-------- RAW RECORDS

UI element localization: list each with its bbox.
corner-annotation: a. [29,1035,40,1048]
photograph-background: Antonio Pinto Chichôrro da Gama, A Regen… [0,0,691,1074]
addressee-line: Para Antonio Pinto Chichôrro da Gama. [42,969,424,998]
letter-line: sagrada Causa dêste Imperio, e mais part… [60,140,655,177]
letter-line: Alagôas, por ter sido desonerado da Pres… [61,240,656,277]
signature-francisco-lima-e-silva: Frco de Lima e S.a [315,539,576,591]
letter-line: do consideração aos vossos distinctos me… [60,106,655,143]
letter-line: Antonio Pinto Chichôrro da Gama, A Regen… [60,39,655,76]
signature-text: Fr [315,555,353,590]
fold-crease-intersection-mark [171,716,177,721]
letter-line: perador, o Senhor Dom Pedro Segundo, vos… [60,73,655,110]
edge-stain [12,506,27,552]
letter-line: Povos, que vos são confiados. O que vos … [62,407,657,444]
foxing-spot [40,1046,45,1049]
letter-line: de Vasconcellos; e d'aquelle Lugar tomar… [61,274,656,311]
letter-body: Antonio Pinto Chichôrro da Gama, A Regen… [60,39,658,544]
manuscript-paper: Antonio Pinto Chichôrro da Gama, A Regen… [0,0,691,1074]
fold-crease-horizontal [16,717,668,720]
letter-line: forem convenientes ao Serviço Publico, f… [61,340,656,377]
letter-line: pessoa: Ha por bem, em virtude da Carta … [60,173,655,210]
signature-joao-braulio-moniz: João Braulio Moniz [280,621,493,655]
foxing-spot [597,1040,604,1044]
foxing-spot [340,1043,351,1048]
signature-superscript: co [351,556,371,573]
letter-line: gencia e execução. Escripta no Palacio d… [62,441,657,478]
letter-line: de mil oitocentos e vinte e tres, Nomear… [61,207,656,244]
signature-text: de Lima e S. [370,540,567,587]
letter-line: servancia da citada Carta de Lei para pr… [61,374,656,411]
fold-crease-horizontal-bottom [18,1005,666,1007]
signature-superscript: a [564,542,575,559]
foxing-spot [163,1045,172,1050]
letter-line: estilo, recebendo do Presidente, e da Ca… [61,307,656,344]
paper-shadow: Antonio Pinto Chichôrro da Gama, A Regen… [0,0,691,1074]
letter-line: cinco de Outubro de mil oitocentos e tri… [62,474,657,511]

----------------
-------- RAW RECORDS

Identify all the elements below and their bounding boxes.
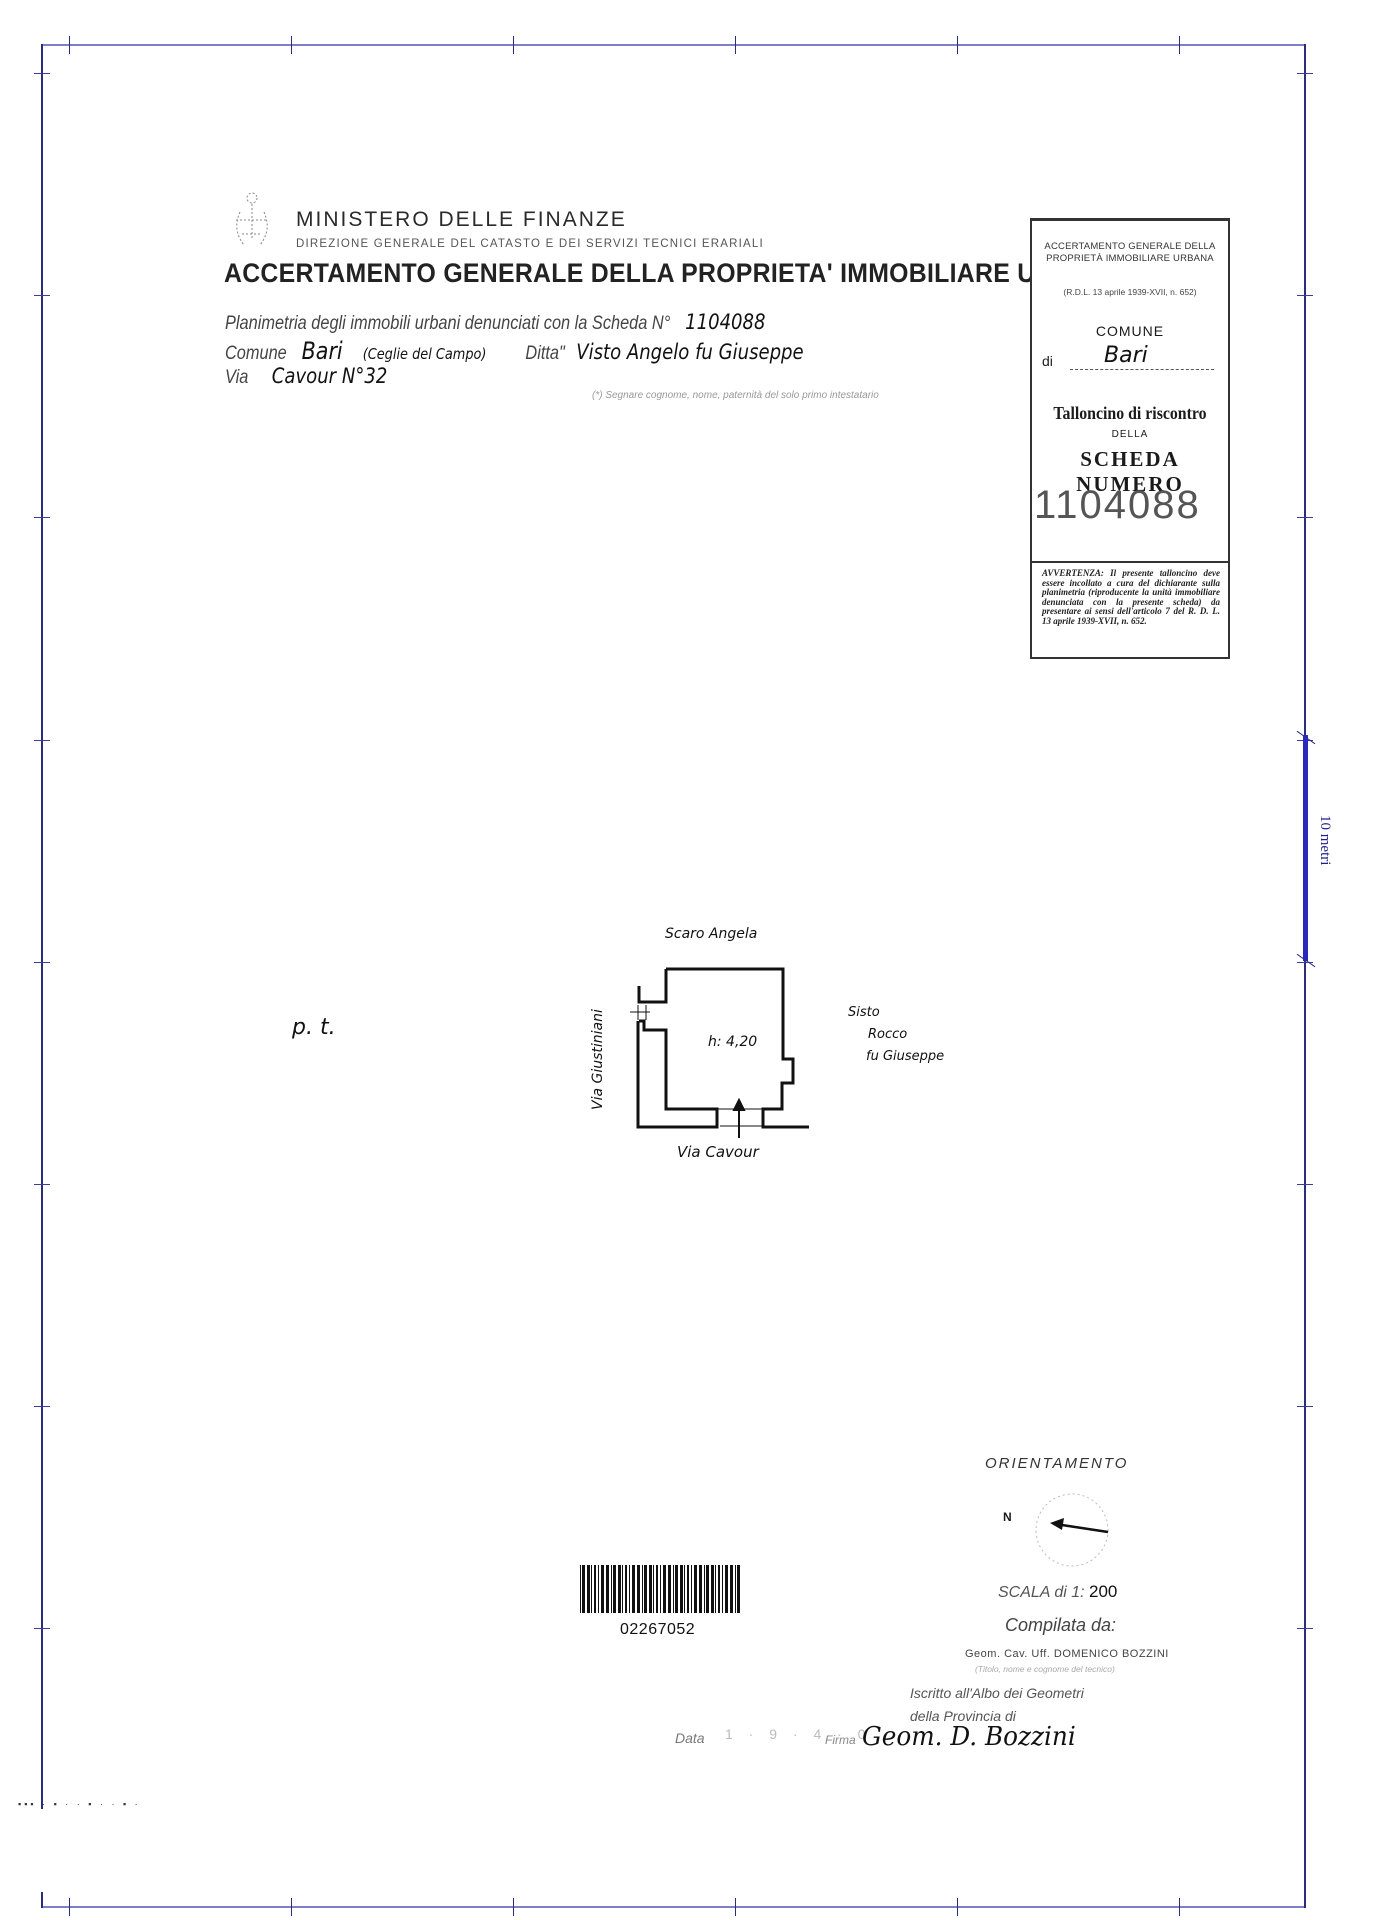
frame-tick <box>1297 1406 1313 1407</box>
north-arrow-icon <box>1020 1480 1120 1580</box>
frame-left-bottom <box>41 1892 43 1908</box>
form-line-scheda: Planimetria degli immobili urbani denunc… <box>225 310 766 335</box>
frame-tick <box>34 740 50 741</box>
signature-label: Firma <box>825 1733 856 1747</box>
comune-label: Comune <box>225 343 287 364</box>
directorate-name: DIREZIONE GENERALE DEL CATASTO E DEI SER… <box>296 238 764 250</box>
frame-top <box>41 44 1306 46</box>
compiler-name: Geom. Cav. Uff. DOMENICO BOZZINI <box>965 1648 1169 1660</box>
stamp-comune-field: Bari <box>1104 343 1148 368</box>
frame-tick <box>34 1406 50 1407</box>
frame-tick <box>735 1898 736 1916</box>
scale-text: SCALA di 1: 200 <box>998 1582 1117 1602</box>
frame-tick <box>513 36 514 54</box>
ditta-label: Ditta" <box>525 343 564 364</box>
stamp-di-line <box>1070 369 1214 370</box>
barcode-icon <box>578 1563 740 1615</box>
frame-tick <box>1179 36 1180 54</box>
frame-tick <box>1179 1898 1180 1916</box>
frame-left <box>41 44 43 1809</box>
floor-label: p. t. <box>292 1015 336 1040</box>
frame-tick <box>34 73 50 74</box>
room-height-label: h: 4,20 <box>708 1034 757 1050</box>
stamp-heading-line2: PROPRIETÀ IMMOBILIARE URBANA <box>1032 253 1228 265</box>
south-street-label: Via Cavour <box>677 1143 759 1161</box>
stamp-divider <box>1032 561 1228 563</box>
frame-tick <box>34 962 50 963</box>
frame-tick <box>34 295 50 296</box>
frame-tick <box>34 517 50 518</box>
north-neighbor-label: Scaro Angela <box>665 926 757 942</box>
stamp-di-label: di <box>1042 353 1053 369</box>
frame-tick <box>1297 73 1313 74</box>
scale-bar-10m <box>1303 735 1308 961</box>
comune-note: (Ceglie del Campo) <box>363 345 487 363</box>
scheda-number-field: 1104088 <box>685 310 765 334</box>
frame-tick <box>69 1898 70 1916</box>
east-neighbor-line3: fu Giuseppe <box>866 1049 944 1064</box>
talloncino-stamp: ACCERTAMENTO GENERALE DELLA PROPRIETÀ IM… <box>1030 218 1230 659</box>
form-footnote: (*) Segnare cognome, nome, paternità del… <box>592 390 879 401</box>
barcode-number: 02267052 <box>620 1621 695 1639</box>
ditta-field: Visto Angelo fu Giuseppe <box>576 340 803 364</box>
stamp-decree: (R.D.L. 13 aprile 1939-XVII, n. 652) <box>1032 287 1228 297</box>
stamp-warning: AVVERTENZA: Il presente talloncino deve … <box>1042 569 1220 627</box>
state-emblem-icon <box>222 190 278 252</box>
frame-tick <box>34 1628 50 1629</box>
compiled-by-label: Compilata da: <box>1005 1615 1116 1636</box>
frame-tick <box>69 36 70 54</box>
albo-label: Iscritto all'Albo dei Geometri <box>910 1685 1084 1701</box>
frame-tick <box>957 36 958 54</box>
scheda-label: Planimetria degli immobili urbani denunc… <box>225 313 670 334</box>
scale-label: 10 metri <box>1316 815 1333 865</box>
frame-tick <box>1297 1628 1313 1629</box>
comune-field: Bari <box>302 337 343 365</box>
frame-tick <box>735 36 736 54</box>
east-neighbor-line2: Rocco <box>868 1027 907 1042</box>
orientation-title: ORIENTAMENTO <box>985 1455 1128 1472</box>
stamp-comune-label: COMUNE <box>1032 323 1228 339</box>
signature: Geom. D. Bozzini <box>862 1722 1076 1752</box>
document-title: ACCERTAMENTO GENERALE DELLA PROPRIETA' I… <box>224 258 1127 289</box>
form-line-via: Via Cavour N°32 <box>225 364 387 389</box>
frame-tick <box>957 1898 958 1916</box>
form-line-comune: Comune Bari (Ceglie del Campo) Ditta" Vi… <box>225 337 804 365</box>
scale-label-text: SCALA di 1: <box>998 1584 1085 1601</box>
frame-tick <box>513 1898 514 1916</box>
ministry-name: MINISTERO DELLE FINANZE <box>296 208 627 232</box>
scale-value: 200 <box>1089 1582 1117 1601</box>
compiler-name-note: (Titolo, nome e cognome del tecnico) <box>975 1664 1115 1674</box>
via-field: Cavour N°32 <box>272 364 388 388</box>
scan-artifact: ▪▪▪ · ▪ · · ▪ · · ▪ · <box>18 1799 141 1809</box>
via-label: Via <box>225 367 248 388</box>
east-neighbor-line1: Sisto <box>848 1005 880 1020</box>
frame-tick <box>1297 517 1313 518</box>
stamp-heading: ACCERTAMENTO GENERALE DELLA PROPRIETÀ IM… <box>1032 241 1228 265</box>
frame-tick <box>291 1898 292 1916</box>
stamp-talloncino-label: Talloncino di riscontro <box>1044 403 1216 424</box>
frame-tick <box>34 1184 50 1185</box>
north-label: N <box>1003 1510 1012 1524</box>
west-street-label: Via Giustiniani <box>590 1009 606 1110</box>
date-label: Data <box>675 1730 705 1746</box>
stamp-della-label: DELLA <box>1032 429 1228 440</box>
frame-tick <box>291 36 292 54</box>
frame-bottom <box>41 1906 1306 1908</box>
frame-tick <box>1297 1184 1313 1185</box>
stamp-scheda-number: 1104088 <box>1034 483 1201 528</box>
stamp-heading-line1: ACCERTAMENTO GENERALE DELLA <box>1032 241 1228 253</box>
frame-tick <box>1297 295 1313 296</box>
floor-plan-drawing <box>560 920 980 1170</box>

----------------

**TASK PROMPT**
Please change "frame-tick" to "frame-mark" in the material from the line with "frame-tick <box>1297 1406 1313 1407</box>" to the line with "east-neighbor-line3: fu Giuseppe", leaving everything else in those lines unchanged, and give back only those lines.

**TASK RESPONSE**
frame-mark <box>1297 1406 1313 1407</box>
north-arrow-icon <box>1020 1480 1120 1580</box>
frame-left-bottom <box>41 1892 43 1908</box>
form-line-scheda: Planimetria degli immobili urbani denunc… <box>225 310 766 335</box>
frame-mark <box>34 740 50 741</box>
signature-label: Firma <box>825 1733 856 1747</box>
comune-label: Comune <box>225 343 287 364</box>
directorate-name: DIREZIONE GENERALE DEL CATASTO E DEI SER… <box>296 238 764 250</box>
frame-top <box>41 44 1306 46</box>
compiler-name: Geom. Cav. Uff. DOMENICO BOZZINI <box>965 1648 1169 1660</box>
stamp-comune-field: Bari <box>1104 343 1148 368</box>
frame-mark <box>34 1406 50 1407</box>
frame-mark <box>735 1898 736 1916</box>
scale-text: SCALA di 1: 200 <box>998 1582 1117 1602</box>
frame-mark <box>513 36 514 54</box>
ditta-label: Ditta" <box>525 343 564 364</box>
stamp-di-line <box>1070 369 1214 370</box>
barcode-icon <box>578 1563 740 1615</box>
frame-mark <box>1179 36 1180 54</box>
frame-mark <box>1179 1898 1180 1916</box>
frame-left <box>41 44 43 1809</box>
floor-label: p. t. <box>292 1015 336 1040</box>
frame-mark <box>34 73 50 74</box>
room-height-label: h: 4,20 <box>708 1034 757 1050</box>
stamp-heading-line2: PROPRIETÀ IMMOBILIARE URBANA <box>1032 253 1228 265</box>
south-street-label: Via Cavour <box>677 1143 759 1161</box>
stamp-divider <box>1032 561 1228 563</box>
frame-mark <box>34 962 50 963</box>
frame-mark <box>34 295 50 296</box>
frame-mark <box>34 517 50 518</box>
north-neighbor-label: Scaro Angela <box>665 926 757 942</box>
stamp-di-label: di <box>1042 353 1053 369</box>
frame-mark <box>1297 73 1313 74</box>
scale-bar-10m <box>1303 735 1308 961</box>
comune-note: (Ceglie del Campo) <box>363 345 487 363</box>
scheda-number-field: 1104088 <box>685 310 765 334</box>
frame-mark <box>69 1898 70 1916</box>
east-neighbor-line3: fu Giuseppe <box>866 1049 944 1064</box>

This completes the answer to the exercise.